*** DATA FOR THIS EXERCISE

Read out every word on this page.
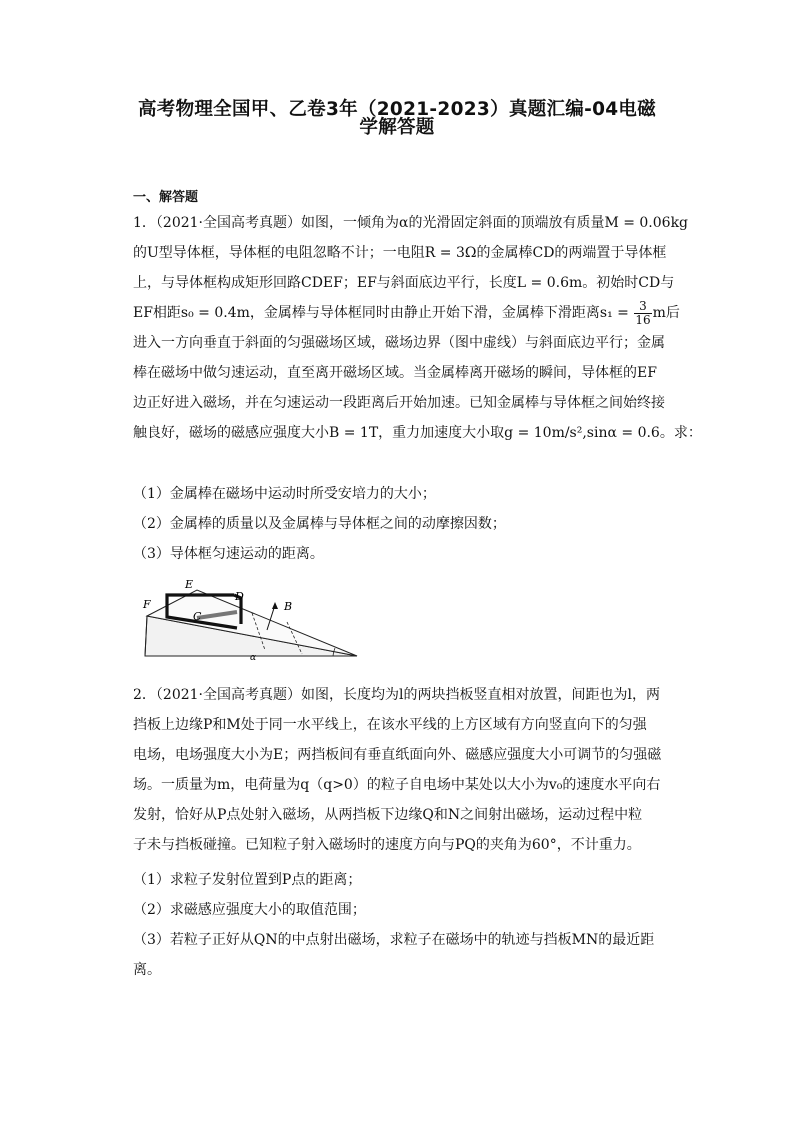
高考物理全国甲、乙卷3年（2021-2023）真题汇编-04电磁
学解答题
一、解答题
1．（2021·全国高考真题）如图，一倾角为α的光滑固定斜面的顶端放有质量M = 0.06kg
的U型导体框，导体框的电阻忽略不计；一电阻R = 3Ω的金属棒CD的两端置于导体框
上，与导体框构成矩形回路CDEF；EF与斜面底边平行，长度L = 0.6m。初始时CD与
EF相距s₀ = 0.4m，金属棒与导体框同时由静止开始下滑，金属棒下滑距离$s_1 = \frac{3}{16}$ m后
进入一方向垂直于斜面的匀强磁场区域，磁场边界（图中虚线）与斜面底边平行；金属
棒在磁场中做匀速运动，直至离开磁场区域。当金属棒离开磁场的瞬间，导体框的EF
边正好进入磁场，并在匀速运动一段距离后开始加速。已知金属棒与导体框之间始终接
触良好，磁场的磁感应强度大小B = 1T，重力加速度大小取g = 10m/s²,sinα = 0.6。求：
（1）金属棒在磁场中运动时所受安培力的大小；
（2）金属棒的质量以及金属棒与导体框之间的动摩擦因数；
（3）导体框匀速运动的距离。
E
D
F
C
B
α
2．（2021·全国高考真题）如图，长度均为l的两块挡板竖直相对放置，间距也为l，两
挡板上边缘P和M处于同一水平线上，在该水平线的上方区域有方向竖直向下的匀强
电场，电场强度大小为E；两挡板间有垂直纸面向外、磁感应强度大小可调节的匀强磁
场。一质量为m，电荷量为q（q>0）的粒子自电场中某处以大小为v₀的速度水平向右
发射，恰好从P点处射入磁场，从两挡板下边缘Q和N之间射出磁场，运动过程中粒
子未与挡板碰撞。已知粒子射入磁场时的速度方向与PQ的夹角为60°，不计重力。
（1）求粒子发射位置到P点的距离；
（2）求磁感应强度大小的取值范围；
（3）若粒子正好从QN的中点射出磁场，求粒子在磁场中的轨迹与挡板MN的最近距
离。
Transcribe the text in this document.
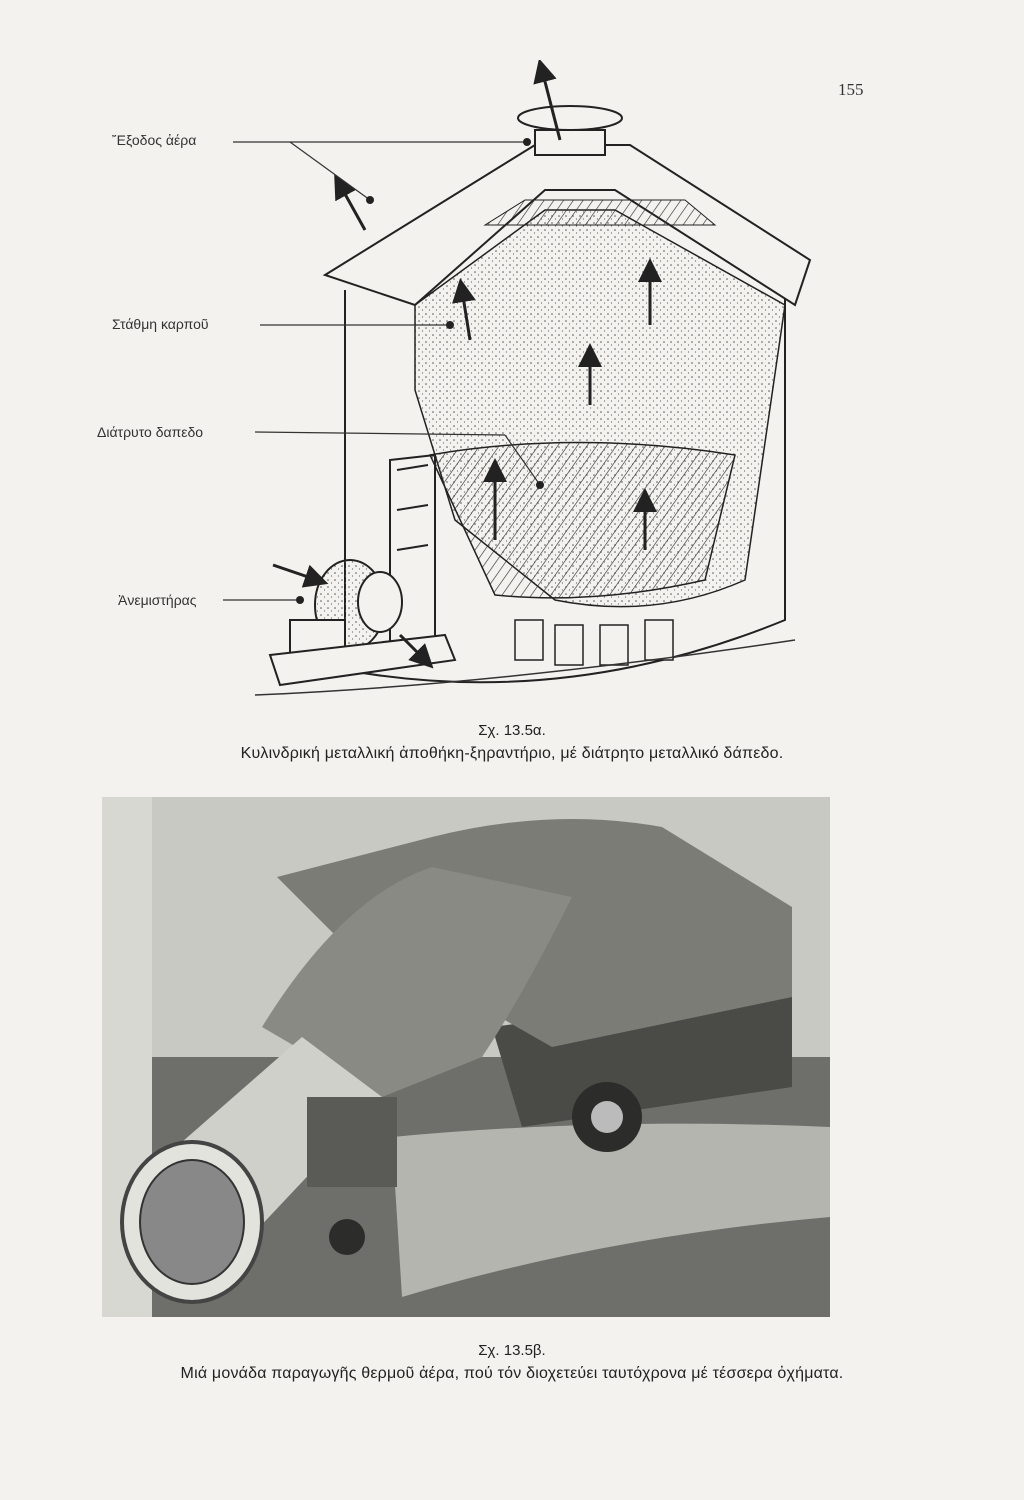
155
῎Εξοδος ἀέρα
Στάθμη καρποῦ
Διάτρυτο δαπεδο
Ἀνεμιστήρας
Σχ. 13.5α.
Κυλινδρική μεταλλική ἀποθήκη-ξηραντήριο, μέ διάτρητο μεταλλικό δάπεδο.
Σχ. 13.5β.
Μιά μονάδα παραγωγῆς θερμοῦ ἀέρα, πού τόν διοχετεύει ταυτόχρονα μέ τέσσερα ὀχήματα.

******

### PROBLEM REQUIREMENTS
Skip the pictures; extract only the lines from the line with "Transcribe the text in this document." through the final line of the material, exactly as they appear.

### RESULT FOR THIS EXERCISE
Transcribe the text in this document.
155
῎Εξοδος ἀέρα
Στάθμη καρποῦ
Διάτρυτο δαπεδο
Ἀνεμιστήρας
Σχ. 13.5α.
Κυλινδρική μεταλλική ἀποθήκη-ξηραντήριο, μέ διάτρητο μεταλλικό δάπεδο.
Σχ. 13.5β.
Μιά μονάδα παραγωγῆς θερμοῦ ἀέρα, πού τόν διοχετεύει ταυτόχρονα μέ τέσσερα ὀχήματα.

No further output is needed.